OBJECTIVE >> Filter the entries, keeping every line with the word "fœminis".

PROVIDED DATA >>
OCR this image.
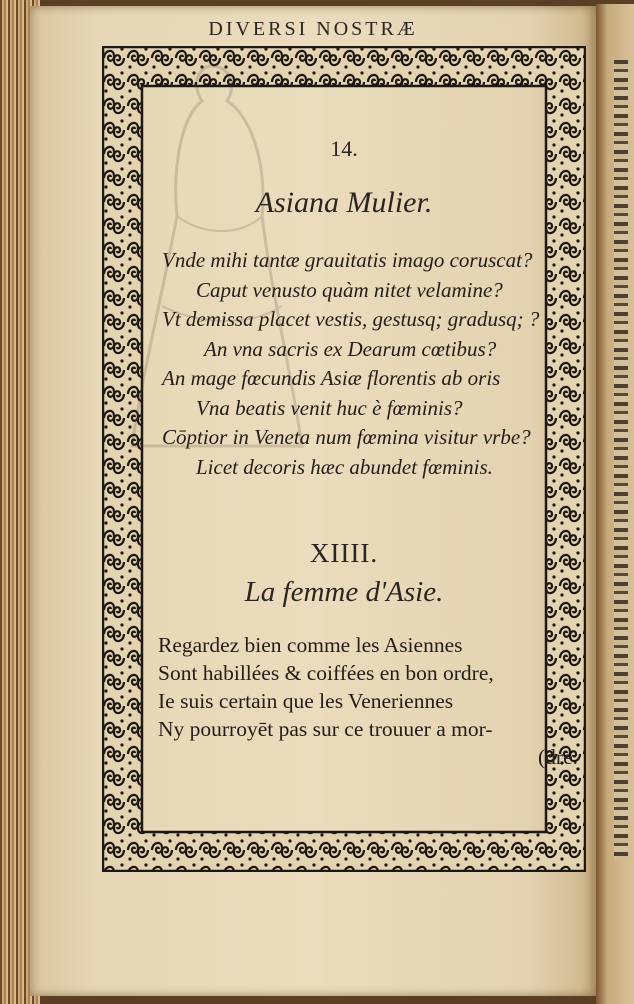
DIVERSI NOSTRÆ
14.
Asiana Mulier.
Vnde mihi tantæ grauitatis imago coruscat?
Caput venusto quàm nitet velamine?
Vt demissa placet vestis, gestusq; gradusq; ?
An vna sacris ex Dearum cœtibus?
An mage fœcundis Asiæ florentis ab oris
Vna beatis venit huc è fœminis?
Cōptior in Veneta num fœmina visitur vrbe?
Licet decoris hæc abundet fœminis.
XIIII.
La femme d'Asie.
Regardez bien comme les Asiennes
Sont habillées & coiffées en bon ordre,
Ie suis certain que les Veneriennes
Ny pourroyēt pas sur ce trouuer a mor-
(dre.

THE SOLUTION >>
Vna beatis venit huc è fœminis?
Licet decoris hæc abundet fœminis.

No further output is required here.